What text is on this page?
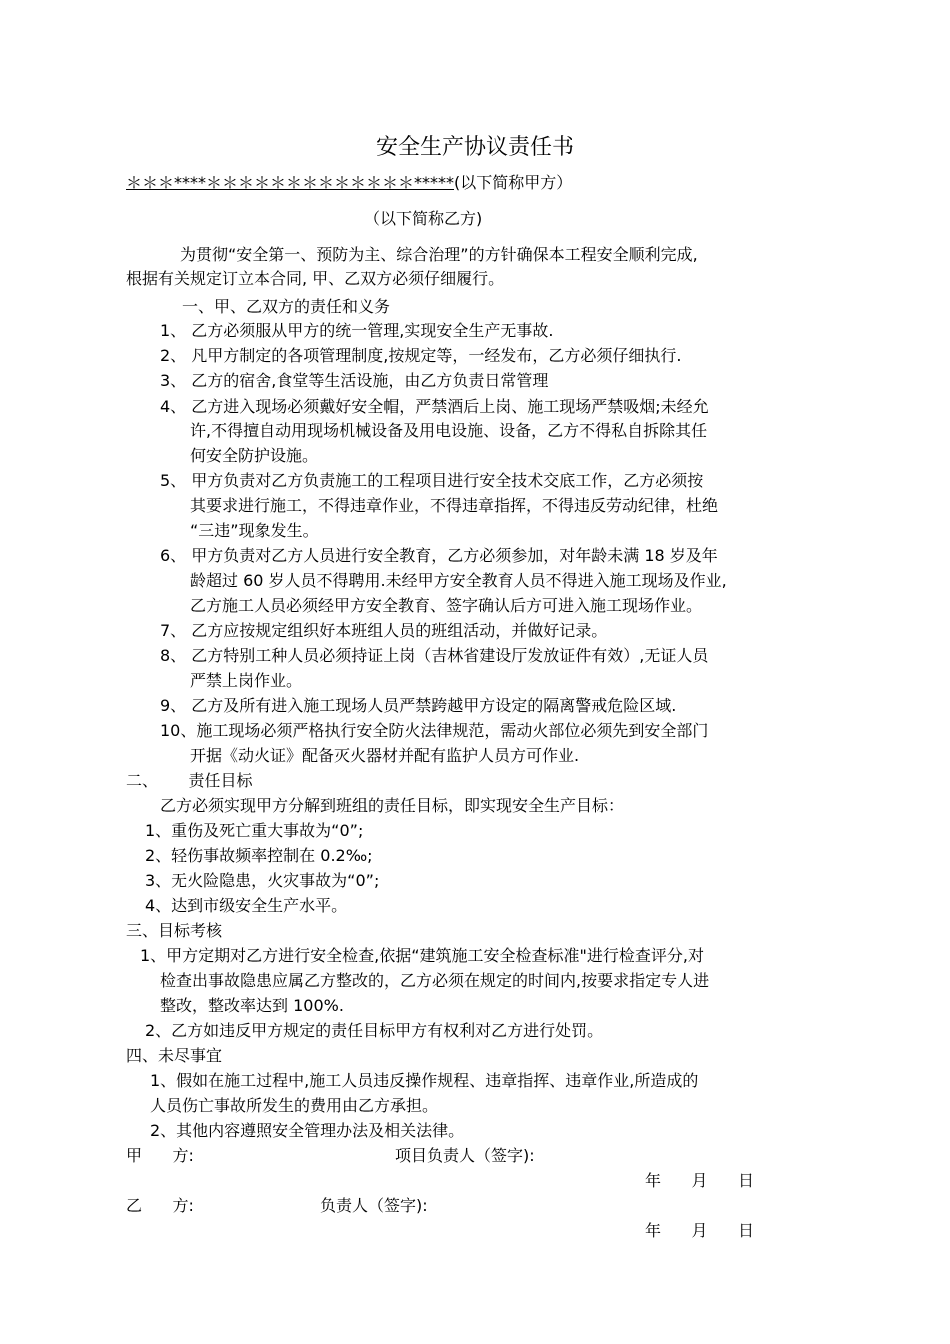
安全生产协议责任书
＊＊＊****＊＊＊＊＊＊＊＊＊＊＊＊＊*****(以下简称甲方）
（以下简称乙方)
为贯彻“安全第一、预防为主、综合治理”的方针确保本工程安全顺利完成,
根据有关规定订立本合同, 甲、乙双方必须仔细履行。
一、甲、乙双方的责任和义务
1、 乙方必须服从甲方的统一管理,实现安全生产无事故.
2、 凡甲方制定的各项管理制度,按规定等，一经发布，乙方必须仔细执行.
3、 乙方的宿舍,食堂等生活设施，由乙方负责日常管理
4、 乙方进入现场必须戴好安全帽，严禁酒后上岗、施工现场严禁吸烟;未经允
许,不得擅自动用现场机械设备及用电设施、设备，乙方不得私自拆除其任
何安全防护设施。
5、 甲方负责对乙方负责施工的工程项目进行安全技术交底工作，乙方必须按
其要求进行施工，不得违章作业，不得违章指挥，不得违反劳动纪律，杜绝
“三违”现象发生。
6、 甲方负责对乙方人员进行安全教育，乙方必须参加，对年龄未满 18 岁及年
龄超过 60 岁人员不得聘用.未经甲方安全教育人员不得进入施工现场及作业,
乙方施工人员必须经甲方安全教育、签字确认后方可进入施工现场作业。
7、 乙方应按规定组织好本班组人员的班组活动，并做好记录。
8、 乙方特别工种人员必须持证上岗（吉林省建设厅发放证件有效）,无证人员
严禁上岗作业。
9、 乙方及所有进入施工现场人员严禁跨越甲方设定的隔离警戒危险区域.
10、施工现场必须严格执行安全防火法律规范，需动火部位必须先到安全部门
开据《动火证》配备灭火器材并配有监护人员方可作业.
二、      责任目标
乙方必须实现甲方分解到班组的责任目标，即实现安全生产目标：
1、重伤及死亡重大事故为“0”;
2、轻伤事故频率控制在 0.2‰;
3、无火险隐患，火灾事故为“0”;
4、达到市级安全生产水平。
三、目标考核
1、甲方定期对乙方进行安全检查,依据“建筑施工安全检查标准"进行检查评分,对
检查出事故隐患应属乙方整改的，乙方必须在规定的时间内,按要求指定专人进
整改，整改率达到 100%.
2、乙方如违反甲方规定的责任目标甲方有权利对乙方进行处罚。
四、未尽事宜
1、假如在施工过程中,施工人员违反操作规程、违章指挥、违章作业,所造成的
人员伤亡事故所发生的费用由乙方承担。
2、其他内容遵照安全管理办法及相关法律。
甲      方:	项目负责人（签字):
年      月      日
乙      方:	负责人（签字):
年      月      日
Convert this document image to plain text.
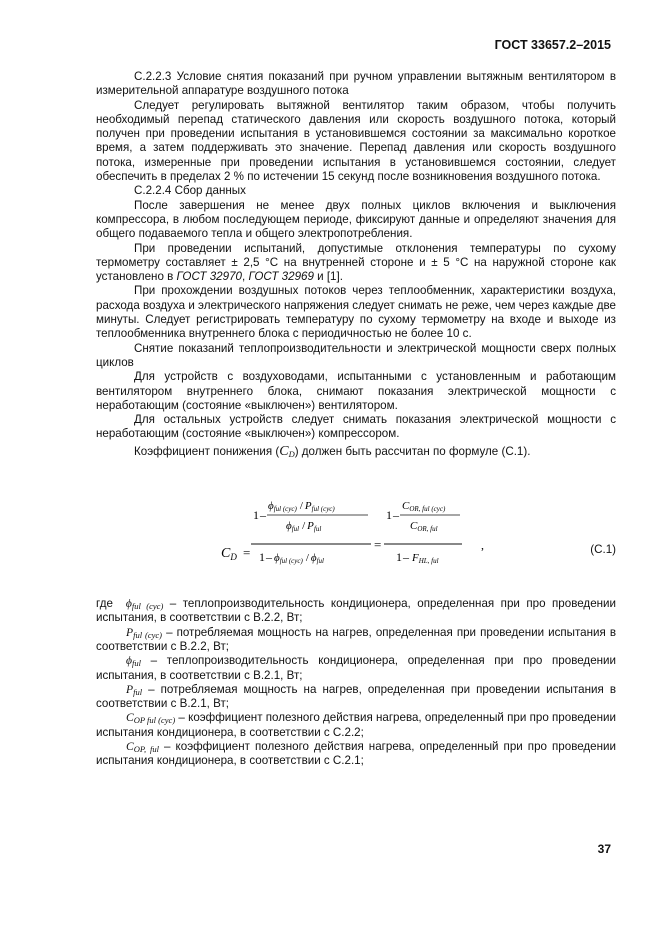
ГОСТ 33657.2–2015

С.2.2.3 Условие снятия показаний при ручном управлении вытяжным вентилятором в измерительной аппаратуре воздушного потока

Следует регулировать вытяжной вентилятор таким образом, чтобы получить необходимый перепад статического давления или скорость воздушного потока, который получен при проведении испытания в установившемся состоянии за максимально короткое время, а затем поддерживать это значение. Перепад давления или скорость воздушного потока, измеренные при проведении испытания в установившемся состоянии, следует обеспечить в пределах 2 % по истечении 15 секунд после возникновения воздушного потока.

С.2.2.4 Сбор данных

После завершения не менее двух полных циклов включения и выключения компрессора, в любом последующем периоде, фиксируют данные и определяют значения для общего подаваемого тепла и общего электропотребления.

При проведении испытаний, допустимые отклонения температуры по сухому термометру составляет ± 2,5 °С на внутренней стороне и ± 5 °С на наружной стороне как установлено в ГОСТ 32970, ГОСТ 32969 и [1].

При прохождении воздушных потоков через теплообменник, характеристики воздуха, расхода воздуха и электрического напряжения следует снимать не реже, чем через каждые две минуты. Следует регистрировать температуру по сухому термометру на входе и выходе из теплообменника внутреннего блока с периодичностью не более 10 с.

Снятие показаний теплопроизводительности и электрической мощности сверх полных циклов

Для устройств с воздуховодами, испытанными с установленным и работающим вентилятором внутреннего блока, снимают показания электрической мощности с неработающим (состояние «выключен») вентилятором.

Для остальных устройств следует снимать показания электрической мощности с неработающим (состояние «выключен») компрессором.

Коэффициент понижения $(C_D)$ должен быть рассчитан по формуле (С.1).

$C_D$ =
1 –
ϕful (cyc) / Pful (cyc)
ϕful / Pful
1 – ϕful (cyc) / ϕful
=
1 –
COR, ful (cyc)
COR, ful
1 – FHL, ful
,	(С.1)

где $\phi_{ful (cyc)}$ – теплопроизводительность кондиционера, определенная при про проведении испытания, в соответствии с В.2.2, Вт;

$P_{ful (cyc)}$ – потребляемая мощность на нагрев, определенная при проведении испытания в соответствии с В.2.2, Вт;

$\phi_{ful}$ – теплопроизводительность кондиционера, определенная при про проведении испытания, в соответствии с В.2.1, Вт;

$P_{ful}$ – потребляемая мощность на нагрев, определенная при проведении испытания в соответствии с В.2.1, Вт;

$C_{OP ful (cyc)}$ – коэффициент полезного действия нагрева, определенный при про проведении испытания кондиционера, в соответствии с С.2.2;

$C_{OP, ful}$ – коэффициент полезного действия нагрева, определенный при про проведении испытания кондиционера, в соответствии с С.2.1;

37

•••••

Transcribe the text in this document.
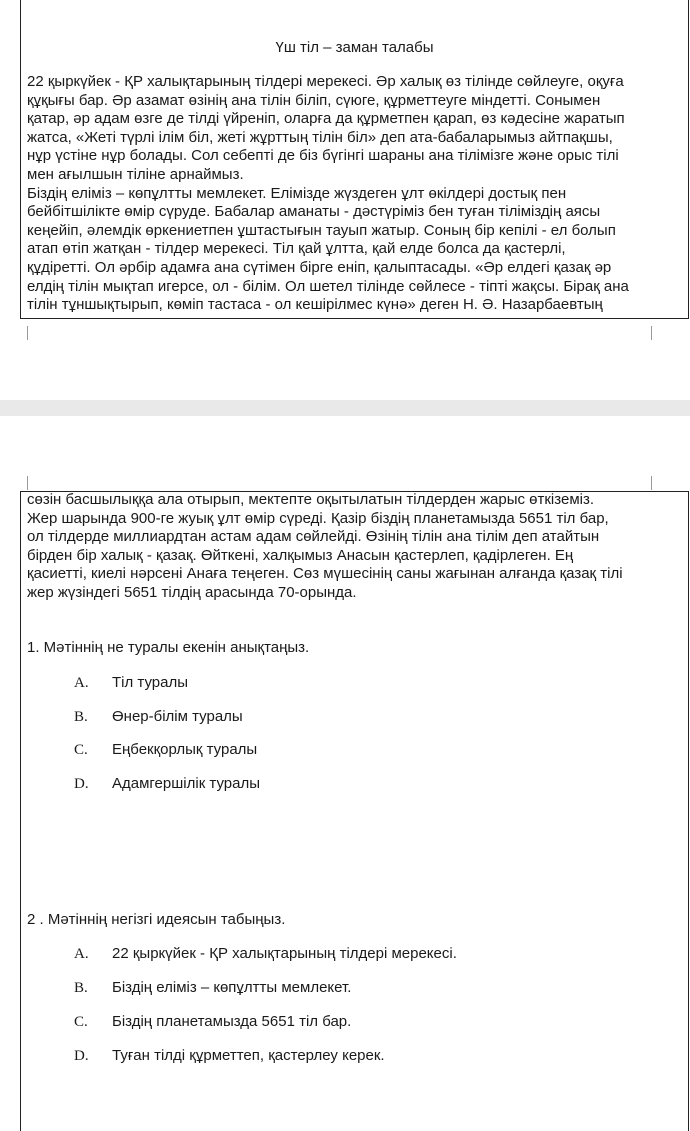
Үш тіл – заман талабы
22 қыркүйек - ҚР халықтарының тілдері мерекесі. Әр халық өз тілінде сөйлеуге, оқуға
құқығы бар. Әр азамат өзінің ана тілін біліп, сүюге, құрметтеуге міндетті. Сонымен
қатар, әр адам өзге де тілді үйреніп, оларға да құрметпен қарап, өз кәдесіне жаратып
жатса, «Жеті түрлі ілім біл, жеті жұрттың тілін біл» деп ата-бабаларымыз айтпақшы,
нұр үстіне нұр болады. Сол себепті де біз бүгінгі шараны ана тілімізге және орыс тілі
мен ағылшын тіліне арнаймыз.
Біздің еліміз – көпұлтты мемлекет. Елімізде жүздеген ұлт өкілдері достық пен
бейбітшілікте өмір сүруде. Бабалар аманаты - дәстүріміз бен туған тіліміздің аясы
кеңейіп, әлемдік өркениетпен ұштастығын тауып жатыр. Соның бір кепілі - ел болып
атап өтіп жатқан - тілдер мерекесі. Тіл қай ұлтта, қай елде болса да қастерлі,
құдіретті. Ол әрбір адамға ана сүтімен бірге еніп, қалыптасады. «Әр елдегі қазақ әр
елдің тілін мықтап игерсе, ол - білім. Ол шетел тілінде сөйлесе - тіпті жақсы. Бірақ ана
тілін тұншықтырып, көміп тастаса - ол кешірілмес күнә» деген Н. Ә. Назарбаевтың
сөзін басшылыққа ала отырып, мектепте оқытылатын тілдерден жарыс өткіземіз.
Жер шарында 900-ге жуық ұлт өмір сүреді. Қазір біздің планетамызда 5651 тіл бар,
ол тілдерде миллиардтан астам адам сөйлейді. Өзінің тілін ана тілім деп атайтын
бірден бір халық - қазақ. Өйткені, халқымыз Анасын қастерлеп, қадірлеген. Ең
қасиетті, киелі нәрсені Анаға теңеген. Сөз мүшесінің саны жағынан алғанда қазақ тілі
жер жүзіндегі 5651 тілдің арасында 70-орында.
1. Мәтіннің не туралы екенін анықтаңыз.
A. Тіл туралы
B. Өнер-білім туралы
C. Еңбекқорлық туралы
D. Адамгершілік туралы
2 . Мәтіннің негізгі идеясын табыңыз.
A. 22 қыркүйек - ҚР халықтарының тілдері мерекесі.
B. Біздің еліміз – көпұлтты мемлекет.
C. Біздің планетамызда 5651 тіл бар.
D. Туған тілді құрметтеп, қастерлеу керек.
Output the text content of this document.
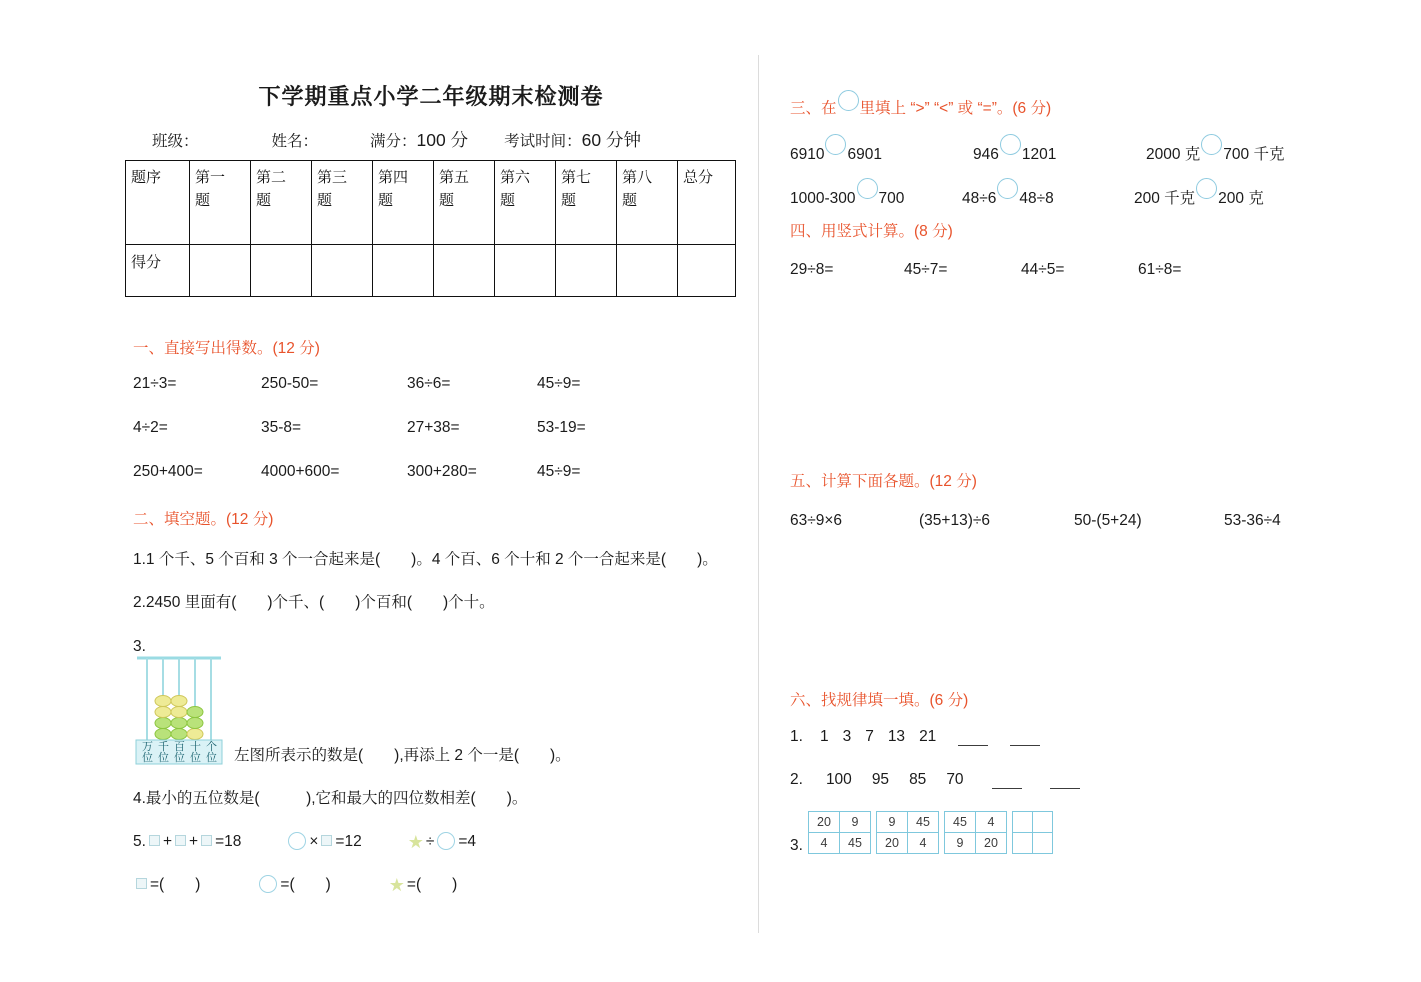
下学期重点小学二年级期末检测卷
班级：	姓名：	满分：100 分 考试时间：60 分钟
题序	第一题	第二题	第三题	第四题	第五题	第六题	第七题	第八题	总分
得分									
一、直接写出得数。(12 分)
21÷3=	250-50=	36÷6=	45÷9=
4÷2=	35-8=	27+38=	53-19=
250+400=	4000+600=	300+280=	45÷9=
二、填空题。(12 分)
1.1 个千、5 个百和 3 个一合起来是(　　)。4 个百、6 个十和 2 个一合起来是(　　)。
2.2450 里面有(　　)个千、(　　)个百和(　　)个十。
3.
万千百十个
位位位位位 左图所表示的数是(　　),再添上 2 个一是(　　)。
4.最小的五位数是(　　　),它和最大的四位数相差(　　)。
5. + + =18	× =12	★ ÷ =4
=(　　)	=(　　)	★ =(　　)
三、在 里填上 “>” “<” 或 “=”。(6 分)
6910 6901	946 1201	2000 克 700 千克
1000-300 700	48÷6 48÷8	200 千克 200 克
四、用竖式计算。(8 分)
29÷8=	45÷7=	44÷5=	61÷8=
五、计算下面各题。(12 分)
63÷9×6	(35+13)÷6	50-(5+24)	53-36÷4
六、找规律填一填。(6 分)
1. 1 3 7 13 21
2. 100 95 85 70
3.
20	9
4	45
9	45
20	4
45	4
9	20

•••••

= PROBLEM TO WORK ON =
Search the records above for the string "еліміз". Copy every line that contains it.

= OUTPUT OF THE TASK =
Біздің еліміз – көпұлтты мемлекет. Елімізде жүздеген ұлт өкілдері достық пен
B. Біздің еліміз – көпұлтты мемлекет.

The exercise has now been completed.